Please count the lines in the records below that contain the string "badge", where case counts, and give only the number.

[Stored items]
----

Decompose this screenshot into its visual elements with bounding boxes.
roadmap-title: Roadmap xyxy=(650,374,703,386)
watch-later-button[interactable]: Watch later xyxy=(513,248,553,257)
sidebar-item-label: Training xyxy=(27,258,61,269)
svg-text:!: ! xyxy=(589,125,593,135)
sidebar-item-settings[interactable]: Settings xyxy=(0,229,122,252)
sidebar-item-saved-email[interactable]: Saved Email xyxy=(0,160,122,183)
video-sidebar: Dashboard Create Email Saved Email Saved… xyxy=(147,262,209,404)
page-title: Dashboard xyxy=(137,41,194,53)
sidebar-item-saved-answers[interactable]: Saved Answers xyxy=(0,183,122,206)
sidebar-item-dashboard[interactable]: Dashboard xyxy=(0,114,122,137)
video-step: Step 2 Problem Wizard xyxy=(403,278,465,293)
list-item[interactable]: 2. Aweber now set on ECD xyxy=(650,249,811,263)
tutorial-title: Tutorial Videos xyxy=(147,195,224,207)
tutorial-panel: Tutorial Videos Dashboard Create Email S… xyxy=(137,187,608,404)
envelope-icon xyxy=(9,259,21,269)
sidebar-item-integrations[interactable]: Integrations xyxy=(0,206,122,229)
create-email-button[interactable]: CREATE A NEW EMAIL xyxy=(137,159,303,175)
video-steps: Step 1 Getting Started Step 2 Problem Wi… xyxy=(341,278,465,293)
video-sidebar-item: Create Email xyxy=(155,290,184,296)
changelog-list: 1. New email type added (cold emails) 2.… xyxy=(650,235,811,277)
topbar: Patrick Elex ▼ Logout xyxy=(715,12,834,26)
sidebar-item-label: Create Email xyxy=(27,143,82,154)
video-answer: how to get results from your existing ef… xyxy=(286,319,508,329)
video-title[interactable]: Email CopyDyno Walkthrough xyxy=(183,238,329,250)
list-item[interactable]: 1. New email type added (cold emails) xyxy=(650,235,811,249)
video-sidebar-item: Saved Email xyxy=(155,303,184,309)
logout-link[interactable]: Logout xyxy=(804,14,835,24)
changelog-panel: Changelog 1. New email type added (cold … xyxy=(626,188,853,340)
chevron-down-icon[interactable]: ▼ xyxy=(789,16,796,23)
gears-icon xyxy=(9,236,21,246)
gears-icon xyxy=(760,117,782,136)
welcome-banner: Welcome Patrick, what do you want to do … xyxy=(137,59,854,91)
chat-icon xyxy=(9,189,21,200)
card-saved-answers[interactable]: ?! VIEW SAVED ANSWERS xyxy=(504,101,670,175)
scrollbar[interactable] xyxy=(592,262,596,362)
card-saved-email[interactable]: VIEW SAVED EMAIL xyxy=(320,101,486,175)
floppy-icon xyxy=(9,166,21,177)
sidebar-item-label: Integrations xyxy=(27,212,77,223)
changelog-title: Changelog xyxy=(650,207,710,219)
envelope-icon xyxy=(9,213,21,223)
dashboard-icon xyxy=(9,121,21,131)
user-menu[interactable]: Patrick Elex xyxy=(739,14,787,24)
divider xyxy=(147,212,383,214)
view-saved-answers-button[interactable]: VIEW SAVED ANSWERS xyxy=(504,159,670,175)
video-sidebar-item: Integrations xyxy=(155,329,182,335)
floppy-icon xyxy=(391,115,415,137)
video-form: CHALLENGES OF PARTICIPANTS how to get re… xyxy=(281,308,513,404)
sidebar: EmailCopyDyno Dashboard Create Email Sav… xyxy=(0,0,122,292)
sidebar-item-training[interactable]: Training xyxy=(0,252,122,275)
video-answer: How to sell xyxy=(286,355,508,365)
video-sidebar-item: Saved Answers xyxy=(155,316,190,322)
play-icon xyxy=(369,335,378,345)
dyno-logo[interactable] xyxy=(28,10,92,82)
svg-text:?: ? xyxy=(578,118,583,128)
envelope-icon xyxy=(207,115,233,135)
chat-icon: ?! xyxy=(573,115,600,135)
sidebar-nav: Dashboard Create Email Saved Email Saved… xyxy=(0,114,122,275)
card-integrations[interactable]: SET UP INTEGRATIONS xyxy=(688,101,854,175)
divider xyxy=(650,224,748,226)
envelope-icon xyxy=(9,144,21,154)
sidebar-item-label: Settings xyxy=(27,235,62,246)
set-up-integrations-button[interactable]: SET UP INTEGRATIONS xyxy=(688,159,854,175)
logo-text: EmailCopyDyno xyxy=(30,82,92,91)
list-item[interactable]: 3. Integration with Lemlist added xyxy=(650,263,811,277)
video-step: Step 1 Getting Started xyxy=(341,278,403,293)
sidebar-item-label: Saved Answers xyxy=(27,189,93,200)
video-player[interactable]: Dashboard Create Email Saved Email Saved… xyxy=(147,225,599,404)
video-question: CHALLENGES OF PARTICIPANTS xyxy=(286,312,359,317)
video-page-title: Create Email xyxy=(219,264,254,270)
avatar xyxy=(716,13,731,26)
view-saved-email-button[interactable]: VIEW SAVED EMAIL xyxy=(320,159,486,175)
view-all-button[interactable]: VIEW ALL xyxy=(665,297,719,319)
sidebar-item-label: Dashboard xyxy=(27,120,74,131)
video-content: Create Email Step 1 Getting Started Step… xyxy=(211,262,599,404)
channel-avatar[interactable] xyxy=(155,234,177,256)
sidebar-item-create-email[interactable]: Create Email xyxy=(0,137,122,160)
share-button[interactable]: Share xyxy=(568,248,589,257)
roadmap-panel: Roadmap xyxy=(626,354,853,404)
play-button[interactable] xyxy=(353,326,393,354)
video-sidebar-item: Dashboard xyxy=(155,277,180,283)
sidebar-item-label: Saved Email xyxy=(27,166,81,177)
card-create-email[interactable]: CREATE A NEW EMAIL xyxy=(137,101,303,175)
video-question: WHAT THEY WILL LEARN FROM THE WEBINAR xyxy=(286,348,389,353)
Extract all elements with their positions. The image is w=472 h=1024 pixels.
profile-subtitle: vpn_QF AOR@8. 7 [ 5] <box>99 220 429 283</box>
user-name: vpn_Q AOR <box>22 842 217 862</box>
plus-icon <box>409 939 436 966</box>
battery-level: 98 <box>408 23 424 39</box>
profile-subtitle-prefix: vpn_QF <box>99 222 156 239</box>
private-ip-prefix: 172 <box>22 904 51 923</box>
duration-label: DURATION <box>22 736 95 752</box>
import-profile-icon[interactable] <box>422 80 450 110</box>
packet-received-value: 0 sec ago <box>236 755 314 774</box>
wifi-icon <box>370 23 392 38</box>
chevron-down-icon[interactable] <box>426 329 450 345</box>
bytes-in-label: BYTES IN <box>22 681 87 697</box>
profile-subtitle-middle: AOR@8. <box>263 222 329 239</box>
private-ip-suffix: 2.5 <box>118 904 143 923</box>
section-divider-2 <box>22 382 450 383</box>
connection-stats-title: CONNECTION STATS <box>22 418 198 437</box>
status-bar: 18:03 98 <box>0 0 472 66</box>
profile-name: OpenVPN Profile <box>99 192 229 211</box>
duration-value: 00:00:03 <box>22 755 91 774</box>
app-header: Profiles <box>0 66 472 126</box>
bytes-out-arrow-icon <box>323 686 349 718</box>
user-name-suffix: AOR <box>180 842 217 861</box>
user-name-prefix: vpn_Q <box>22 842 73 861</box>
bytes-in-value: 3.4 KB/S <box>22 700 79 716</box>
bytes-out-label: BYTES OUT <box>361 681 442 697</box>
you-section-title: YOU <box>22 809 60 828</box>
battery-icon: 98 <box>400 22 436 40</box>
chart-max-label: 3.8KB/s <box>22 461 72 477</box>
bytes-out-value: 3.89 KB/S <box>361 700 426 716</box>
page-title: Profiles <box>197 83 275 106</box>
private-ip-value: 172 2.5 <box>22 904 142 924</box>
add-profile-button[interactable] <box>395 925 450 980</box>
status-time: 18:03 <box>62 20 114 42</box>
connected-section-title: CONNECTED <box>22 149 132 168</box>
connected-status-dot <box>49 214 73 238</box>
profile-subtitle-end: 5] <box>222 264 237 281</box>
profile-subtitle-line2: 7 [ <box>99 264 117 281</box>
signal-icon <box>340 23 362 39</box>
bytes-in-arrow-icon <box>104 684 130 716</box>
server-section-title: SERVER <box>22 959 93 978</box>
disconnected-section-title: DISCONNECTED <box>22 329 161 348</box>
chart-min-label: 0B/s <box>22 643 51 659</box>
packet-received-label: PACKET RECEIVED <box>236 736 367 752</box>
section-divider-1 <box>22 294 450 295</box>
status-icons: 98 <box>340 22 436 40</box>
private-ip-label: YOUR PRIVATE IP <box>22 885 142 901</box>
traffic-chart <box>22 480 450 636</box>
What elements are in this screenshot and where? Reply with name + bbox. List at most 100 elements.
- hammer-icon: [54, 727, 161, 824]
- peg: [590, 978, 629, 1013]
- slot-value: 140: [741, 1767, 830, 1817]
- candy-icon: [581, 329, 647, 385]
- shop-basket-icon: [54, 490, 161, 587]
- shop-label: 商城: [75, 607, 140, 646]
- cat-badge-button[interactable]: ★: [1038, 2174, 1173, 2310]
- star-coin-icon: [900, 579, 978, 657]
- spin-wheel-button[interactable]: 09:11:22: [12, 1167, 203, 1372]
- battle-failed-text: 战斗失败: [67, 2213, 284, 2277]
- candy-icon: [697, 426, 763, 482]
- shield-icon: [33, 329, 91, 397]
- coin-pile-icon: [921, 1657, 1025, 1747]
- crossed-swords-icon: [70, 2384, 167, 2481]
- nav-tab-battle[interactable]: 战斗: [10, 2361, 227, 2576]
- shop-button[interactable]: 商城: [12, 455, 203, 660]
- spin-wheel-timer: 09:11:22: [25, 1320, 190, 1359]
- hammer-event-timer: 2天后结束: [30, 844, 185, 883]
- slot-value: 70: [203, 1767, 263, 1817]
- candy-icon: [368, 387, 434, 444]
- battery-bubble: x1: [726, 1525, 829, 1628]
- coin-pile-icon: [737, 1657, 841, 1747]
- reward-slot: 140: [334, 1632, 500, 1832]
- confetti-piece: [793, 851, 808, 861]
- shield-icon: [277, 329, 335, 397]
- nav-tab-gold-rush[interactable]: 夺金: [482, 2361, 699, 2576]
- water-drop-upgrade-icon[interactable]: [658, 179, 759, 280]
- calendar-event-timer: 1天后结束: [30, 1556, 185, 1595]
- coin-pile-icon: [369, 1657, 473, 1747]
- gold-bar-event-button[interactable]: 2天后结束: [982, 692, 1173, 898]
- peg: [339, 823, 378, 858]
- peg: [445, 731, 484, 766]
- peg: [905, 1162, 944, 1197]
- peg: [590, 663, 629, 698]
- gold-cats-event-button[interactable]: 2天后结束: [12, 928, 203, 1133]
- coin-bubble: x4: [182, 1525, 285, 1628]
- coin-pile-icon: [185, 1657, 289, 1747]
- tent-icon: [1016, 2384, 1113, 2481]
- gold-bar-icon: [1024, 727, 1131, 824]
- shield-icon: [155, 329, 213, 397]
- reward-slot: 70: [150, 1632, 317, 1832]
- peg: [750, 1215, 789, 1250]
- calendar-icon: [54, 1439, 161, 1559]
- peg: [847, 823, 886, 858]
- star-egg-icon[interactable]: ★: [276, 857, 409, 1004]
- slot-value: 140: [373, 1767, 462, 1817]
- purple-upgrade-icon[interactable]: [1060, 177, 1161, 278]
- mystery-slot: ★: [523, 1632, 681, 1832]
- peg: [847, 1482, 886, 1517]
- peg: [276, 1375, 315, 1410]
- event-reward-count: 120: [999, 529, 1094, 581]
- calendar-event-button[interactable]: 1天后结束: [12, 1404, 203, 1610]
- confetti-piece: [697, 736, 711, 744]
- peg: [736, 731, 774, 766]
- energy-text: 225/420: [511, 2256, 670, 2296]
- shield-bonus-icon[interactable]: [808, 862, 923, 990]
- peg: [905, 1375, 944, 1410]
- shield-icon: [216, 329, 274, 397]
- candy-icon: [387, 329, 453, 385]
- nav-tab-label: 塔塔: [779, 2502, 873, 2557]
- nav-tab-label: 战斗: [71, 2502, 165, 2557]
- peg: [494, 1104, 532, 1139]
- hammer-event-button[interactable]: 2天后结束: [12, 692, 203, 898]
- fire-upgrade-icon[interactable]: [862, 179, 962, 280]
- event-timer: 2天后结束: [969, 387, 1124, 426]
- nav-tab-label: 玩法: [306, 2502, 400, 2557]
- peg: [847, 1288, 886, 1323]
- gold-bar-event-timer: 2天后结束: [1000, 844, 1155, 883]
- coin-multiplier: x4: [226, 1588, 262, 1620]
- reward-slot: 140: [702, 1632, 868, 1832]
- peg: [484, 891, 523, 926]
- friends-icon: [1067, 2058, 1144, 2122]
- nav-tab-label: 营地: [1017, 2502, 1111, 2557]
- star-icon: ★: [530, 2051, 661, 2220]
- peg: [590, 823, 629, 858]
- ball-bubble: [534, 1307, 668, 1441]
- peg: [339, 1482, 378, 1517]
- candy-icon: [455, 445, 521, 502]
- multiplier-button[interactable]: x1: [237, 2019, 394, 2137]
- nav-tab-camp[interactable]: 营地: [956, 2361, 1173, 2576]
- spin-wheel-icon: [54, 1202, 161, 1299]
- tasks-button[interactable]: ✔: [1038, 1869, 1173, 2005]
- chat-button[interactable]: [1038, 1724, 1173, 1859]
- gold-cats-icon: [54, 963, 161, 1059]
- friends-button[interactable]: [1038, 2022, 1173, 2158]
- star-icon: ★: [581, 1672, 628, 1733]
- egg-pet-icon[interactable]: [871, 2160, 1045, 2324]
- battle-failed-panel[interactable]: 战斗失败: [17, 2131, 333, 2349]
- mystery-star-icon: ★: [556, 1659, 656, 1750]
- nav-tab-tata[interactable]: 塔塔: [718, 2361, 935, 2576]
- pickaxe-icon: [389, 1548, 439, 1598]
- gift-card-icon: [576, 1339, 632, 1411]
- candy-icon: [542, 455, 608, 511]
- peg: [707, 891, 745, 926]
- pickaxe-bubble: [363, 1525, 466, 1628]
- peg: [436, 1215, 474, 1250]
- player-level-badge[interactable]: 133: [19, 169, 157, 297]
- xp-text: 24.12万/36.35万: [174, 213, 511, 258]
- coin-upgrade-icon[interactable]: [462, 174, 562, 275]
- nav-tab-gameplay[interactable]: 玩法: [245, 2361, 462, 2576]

----

### Written response
2